Stored data ->
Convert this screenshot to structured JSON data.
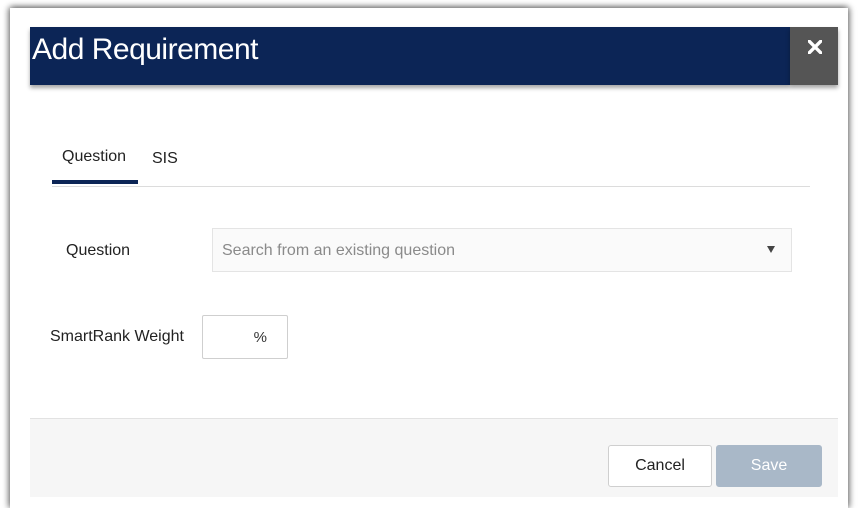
{
  "dialog": {
    "title": "Add Requirement",
    "close_icon": "close-icon"
  },
  "tabs": [
    {
      "label": "Question",
      "active": true
    },
    {
      "label": "SIS",
      "active": false
    }
  ],
  "form": {
    "question": {
      "label": "Question",
      "placeholder": "Search from an existing question"
    },
    "smartrank": {
      "label": "SmartRank Weight",
      "value": "",
      "unit": "%"
    }
  },
  "footer": {
    "cancel_label": "Cancel",
    "save_label": "Save"
  },
  "colors": {
    "header": "#0c2556",
    "close_box": "#555555",
    "save_disabled": "#a9b8c8"
  }
}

Brief -> Omit the pictures. Transcribe every record exactly.

Full answer ->
Convert this screenshot to structured JSON data.
{
  "dialog": {
    "title": "Add Requirement",
    "close_icon": "close-icon"
  },
  "tabs": [
    {
      "label": "Question",
      "active": true
    },
    {
      "label": "SIS",
      "active": false
    }
  ],
  "form": {
    "question": {
      "label": "Question",
      "placeholder": "Search from an existing question"
    },
    "smartrank": {
      "label": "SmartRank Weight",
      "value": "",
      "unit": "%"
    }
  },
  "footer": {
    "cancel_label": "Cancel",
    "save_label": "Save"
  },
  "colors": {
    "header": "#0c2556",
    "close_box": "#555555",
    "save_disabled": "#a9b8c8"
  }
}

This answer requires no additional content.